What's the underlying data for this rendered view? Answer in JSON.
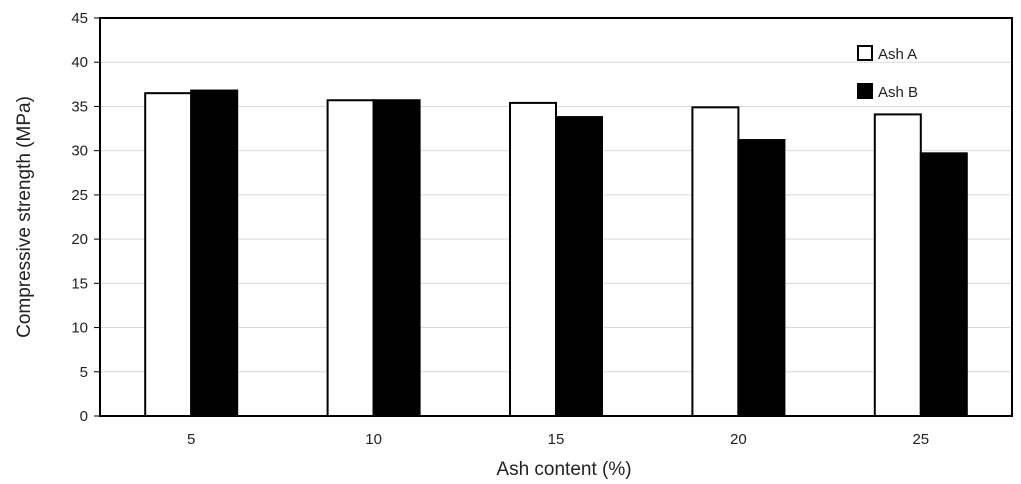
{
  "chart_data": {
    "type": "bar",
    "title": "",
    "xlabel": "Ash content (%)",
    "ylabel": "Compressive strength (MPa)",
    "categories": [
      "5",
      "10",
      "15",
      "20",
      "25"
    ],
    "series": [
      {
        "name": "Ash A",
        "values": [
          36.5,
          35.7,
          35.4,
          34.9,
          34.1
        ],
        "color": "#ffffff"
      },
      {
        "name": "Ash B",
        "values": [
          36.8,
          35.7,
          33.8,
          31.2,
          29.7
        ],
        "color": "#000000"
      }
    ],
    "ylim": [
      0,
      45
    ],
    "yticks": [
      "0",
      "5",
      "10",
      "15",
      "20",
      "25",
      "30",
      "35",
      "40",
      "45"
    ],
    "grid": true,
    "legend_position": "top-right"
  }
}
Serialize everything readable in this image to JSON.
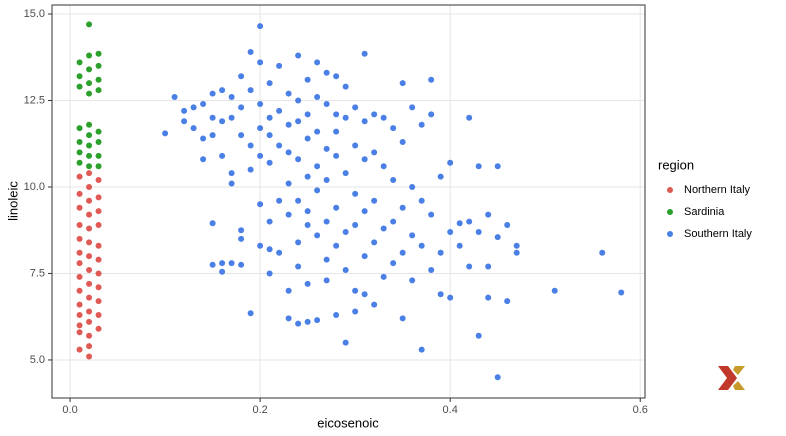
{
  "chart_data": {
    "type": "scatter",
    "x_label": "eicosenoic",
    "y_label": "linoleic",
    "legend_title": "region",
    "legend_position": "right",
    "grid": true,
    "xlim": [
      -0.019,
      0.605
    ],
    "ylim": [
      3.9,
      15.26
    ],
    "xticks": [
      {
        "value": 0,
        "label": "0.0"
      },
      {
        "value": 0.2,
        "label": "0.2"
      },
      {
        "value": 0.4,
        "label": "0.4"
      },
      {
        "value": 0.6,
        "label": "0.6"
      }
    ],
    "yticks": [
      {
        "value": 5,
        "label": "5.0"
      },
      7.5,
      {
        "value": 10,
        "label": "10.0"
      },
      12.5,
      {
        "value": 15,
        "label": "15.0"
      }
    ],
    "series": [
      {
        "name": "Northern Italy",
        "color": "#e05a55",
        "x": [
          0.01,
          0.01,
          0.01,
          0.01,
          0.01,
          0.01,
          0.01,
          0.01,
          0.01,
          0.01,
          0.01,
          0.01,
          0.01,
          0.01,
          0.02,
          0.02,
          0.02,
          0.02,
          0.02,
          0.02,
          0.02,
          0.02,
          0.02,
          0.02,
          0.02,
          0.02,
          0.02,
          0.02,
          0.02,
          0.03,
          0.03,
          0.03,
          0.03,
          0.03,
          0.03,
          0.03,
          0.03,
          0.03,
          0.03,
          0.03
        ],
        "y": [
          10.3,
          9.8,
          9.4,
          8.9,
          8.5,
          8.1,
          7.8,
          7.4,
          7.0,
          6.6,
          6.3,
          6.0,
          5.8,
          5.3,
          10.4,
          10.0,
          9.6,
          9.2,
          8.8,
          8.4,
          8.0,
          7.6,
          7.2,
          6.8,
          6.4,
          6.1,
          5.7,
          5.4,
          5.1,
          10.2,
          9.7,
          9.3,
          8.9,
          8.3,
          7.9,
          7.5,
          7.1,
          6.7,
          6.3,
          5.9
        ]
      },
      {
        "name": "Sardinia",
        "color": "#2ca02c",
        "x": [
          0.01,
          0.01,
          0.01,
          0.01,
          0.01,
          0.01,
          0.01,
          0.02,
          0.02,
          0.02,
          0.02,
          0.02,
          0.02,
          0.02,
          0.02,
          0.02,
          0.02,
          0.03,
          0.03,
          0.03,
          0.03,
          0.03,
          0.03,
          0.03,
          0.03
        ],
        "y": [
          13.6,
          13.2,
          12.9,
          11.7,
          11.3,
          11.0,
          10.7,
          14.7,
          13.8,
          13.4,
          13.0,
          12.7,
          11.8,
          11.5,
          11.2,
          10.9,
          10.6,
          13.85,
          13.5,
          13.1,
          12.8,
          11.6,
          11.3,
          10.9,
          10.6
        ]
      },
      {
        "name": "Southern Italy",
        "color": "#4a7fe6",
        "x": [
          0.1,
          0.11,
          0.12,
          0.12,
          0.13,
          0.13,
          0.14,
          0.14,
          0.14,
          0.15,
          0.15,
          0.15,
          0.15,
          0.15,
          0.16,
          0.16,
          0.16,
          0.16,
          0.16,
          0.17,
          0.17,
          0.17,
          0.17,
          0.17,
          0.18,
          0.18,
          0.18,
          0.18,
          0.18,
          0.18,
          0.19,
          0.19,
          0.19,
          0.19,
          0.19,
          0.2,
          0.2,
          0.2,
          0.2,
          0.2,
          0.2,
          0.2,
          0.21,
          0.21,
          0.21,
          0.21,
          0.21,
          0.21,
          0.21,
          0.22,
          0.22,
          0.22,
          0.22,
          0.22,
          0.23,
          0.23,
          0.23,
          0.23,
          0.23,
          0.23,
          0.23,
          0.24,
          0.24,
          0.24,
          0.24,
          0.24,
          0.24,
          0.24,
          0.24,
          0.25,
          0.25,
          0.25,
          0.25,
          0.25,
          0.25,
          0.25,
          0.25,
          0.26,
          0.26,
          0.26,
          0.26,
          0.26,
          0.26,
          0.26,
          0.27,
          0.27,
          0.27,
          0.27,
          0.27,
          0.27,
          0.27,
          0.28,
          0.28,
          0.28,
          0.28,
          0.28,
          0.28,
          0.28,
          0.29,
          0.29,
          0.29,
          0.29,
          0.29,
          0.29,
          0.3,
          0.3,
          0.3,
          0.3,
          0.3,
          0.3,
          0.31,
          0.31,
          0.31,
          0.31,
          0.31,
          0.31,
          0.32,
          0.32,
          0.32,
          0.32,
          0.32,
          0.33,
          0.33,
          0.33,
          0.33,
          0.34,
          0.34,
          0.34,
          0.34,
          0.35,
          0.35,
          0.35,
          0.35,
          0.35,
          0.36,
          0.36,
          0.36,
          0.36,
          0.37,
          0.37,
          0.37,
          0.37,
          0.38,
          0.38,
          0.38,
          0.38,
          0.39,
          0.39,
          0.39,
          0.4,
          0.4,
          0.4,
          0.41,
          0.41,
          0.42,
          0.42,
          0.42,
          0.43,
          0.43,
          0.43,
          0.44,
          0.44,
          0.44,
          0.45,
          0.45,
          0.45,
          0.46,
          0.46,
          0.47,
          0.47,
          0.51,
          0.56,
          0.58
        ],
        "y": [
          11.55,
          12.6,
          12.2,
          11.9,
          12.3,
          11.7,
          12.4,
          11.4,
          10.8,
          12.7,
          12.0,
          11.5,
          8.95,
          7.75,
          12.8,
          11.9,
          10.9,
          7.8,
          7.55,
          12.6,
          12.0,
          10.4,
          10.1,
          7.8,
          13.2,
          12.3,
          11.5,
          8.75,
          8.5,
          7.75,
          13.9,
          12.8,
          11.2,
          10.5,
          6.35,
          14.65,
          13.6,
          12.4,
          11.7,
          10.9,
          9.5,
          8.3,
          13.0,
          12.0,
          11.5,
          10.7,
          9.0,
          8.2,
          7.5,
          13.5,
          12.2,
          11.2,
          9.6,
          8.1,
          12.7,
          11.8,
          11.0,
          10.1,
          9.2,
          7.0,
          6.2,
          13.8,
          12.5,
          11.9,
          10.8,
          9.6,
          8.4,
          7.7,
          6.05,
          13.1,
          12.1,
          11.4,
          10.3,
          9.3,
          8.9,
          7.2,
          6.1,
          13.6,
          12.6,
          11.6,
          10.6,
          9.9,
          8.6,
          6.15,
          13.3,
          12.4,
          11.1,
          10.2,
          9.0,
          7.9,
          7.3,
          13.2,
          12.1,
          11.6,
          10.9,
          9.4,
          8.3,
          6.3,
          12.9,
          12.0,
          10.4,
          8.7,
          7.6,
          5.5,
          12.3,
          11.2,
          9.8,
          8.9,
          7.0,
          6.4,
          13.85,
          11.9,
          10.8,
          9.3,
          8.0,
          6.9,
          12.1,
          11.0,
          9.6,
          8.4,
          6.6,
          12.0,
          10.6,
          8.8,
          7.4,
          11.7,
          10.2,
          9.0,
          7.8,
          13.0,
          11.3,
          9.4,
          8.1,
          6.2,
          12.3,
          10.0,
          8.6,
          7.3,
          11.8,
          9.6,
          8.3,
          5.3,
          13.1,
          12.1,
          9.2,
          7.6,
          10.3,
          8.1,
          6.9,
          10.7,
          8.7,
          6.8,
          8.95,
          8.3,
          12.0,
          9.0,
          7.7,
          10.6,
          8.7,
          5.7,
          9.2,
          7.7,
          6.8,
          10.6,
          8.55,
          4.5,
          8.9,
          6.7,
          8.3,
          8.1,
          7.0,
          8.1,
          6.95
        ]
      }
    ]
  }
}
--
■ What to produce
Count the lines of the listing above that include the word "JSON" and state the total with nothing else.

■ Complete output
2